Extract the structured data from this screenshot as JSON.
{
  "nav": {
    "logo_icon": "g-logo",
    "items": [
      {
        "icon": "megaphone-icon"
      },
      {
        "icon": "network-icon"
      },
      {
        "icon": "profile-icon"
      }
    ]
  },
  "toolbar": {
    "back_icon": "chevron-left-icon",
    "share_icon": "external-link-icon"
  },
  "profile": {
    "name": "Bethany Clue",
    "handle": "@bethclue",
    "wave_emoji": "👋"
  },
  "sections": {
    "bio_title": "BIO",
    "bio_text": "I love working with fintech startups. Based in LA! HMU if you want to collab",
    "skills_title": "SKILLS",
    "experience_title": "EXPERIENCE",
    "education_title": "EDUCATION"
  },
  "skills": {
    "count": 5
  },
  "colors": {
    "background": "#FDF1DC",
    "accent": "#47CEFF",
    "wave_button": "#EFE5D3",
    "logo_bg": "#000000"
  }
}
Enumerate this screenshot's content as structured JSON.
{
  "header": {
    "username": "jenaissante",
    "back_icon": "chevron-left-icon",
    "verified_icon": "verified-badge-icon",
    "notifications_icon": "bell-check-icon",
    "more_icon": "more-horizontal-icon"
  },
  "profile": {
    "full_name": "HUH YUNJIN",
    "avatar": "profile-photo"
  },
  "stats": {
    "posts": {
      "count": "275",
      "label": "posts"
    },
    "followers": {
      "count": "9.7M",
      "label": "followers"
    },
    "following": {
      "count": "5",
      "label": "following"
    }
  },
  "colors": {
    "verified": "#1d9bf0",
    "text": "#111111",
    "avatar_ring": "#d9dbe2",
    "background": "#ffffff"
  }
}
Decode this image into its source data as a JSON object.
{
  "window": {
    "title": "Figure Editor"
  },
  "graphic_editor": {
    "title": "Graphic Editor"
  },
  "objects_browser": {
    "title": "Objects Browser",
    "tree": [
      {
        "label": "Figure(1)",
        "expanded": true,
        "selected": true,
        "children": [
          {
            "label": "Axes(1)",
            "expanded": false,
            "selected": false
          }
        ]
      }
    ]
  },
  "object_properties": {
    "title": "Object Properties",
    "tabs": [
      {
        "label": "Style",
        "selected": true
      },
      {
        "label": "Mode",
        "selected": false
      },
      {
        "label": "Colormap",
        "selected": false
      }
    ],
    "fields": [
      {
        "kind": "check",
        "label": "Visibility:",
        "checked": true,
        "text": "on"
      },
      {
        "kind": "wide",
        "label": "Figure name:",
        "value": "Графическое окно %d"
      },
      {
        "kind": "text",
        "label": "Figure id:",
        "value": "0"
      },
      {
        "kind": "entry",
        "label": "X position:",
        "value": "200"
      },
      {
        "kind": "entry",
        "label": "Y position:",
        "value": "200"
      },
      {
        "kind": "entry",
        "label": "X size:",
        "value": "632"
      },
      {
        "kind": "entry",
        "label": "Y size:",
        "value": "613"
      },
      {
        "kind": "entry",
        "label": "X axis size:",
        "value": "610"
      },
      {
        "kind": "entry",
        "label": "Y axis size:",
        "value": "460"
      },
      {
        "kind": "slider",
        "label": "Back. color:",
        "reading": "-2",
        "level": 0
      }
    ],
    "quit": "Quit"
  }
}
•••
REQUIRED WORK: Every entry above needs to be quoted exactly.

THE OUTPUT:
Extract the structured data from this screenshot as JSON.
{
  "nav": {
    "logo_icon": "g-logo",
    "items": [
      {
        "icon": "megaphone-icon"
      },
      {
        "icon": "network-icon"
      },
      {
        "icon": "profile-icon"
      }
    ]
  },
  "toolbar": {
    "back_icon": "chevron-left-icon",
    "share_icon": "external-link-icon"
  },
  "profile": {
    "name": "Bethany Clue",
    "handle": "@bethclue",
    "wave_emoji": "👋"
  },
  "sections": {
    "bio_title": "BIO",
    "bio_text": "I love working with fintech startups. Based in LA! HMU if you want to collab",
    "skills_title": "SKILLS",
    "experience_title": "EXPERIENCE",
    "education_title": "EDUCATION"
  },
  "skills": {
    "count": 5
  },
  "colors": {
    "background": "#FDF1DC",
    "accent": "#47CEFF",
    "wave_button": "#EFE5D3",
    "logo_bg": "#000000"
  }
}
Enumerate this screenshot's content as structured JSON.
{
  "header": {
    "username": "jenaissante",
    "back_icon": "chevron-left-icon",
    "verified_icon": "verified-badge-icon",
    "notifications_icon": "bell-check-icon",
    "more_icon": "more-horizontal-icon"
  },
  "profile": {
    "full_name": "HUH YUNJIN",
    "avatar": "profile-photo"
  },
  "stats": {
    "posts": {
      "count": "275",
      "label": "posts"
    },
    "followers": {
      "count": "9.7M",
      "label": "followers"
    },
    "following": {
      "count": "5",
      "label": "following"
    }
  },
  "colors": {
    "verified": "#1d9bf0",
    "text": "#111111",
    "avatar_ring": "#d9dbe2",
    "background": "#ffffff"
  }
}
Decode this image into its source data as a JSON object.
{
  "window": {
    "title": "Figure Editor"
  },
  "graphic_editor": {
    "title": "Graphic Editor"
  },
  "objects_browser": {
    "title": "Objects Browser",
    "tree": [
      {
        "label": "Figure(1)",
        "expanded": true,
        "selected": true,
        "children": [
          {
            "label": "Axes(1)",
            "expanded": false,
            "selected": false
          }
        ]
      }
    ]
  },
  "object_properties": {
    "title": "Object Properties",
    "tabs": [
      {
        "label": "Style",
        "selected": true
      },
      {
        "label": "Mode",
        "selected": false
      },
      {
        "label": "Colormap",
        "selected": false
      }
    ],
    "fields": [
      {
        "kind": "check",
        "label": "Visibility:",
        "checked": true,
        "text": "on"
      },
      {
        "kind": "wide",
        "label": "Figure name:",
        "value": "Графическое окно %d"
      },
      {
        "kind": "text",
        "label": "Figure id:",
        "value": "0"
      },
      {
        "kind": "entry",
        "label": "X position:",
        "value": "200"
      },
      {
        "kind": "entry",
        "label": "Y position:",
        "value": "200"
      },
      {
        "kind": "entry",
        "label": "X size:",
        "value": "632"
      },
      {
        "kind": "entry",
        "label": "Y size:",
        "value": "613"
      },
      {
        "kind": "entry",
        "label": "X axis size:",
        "value": "610"
      },
      {
        "kind": "entry",
        "label": "Y axis size:",
        "value": "460"
      },
      {
        "kind": "slider",
        "label": "Back. color:",
        "reading": "-2",
        "level": 0
      }
    ],
    "quit": "Quit"
  }
}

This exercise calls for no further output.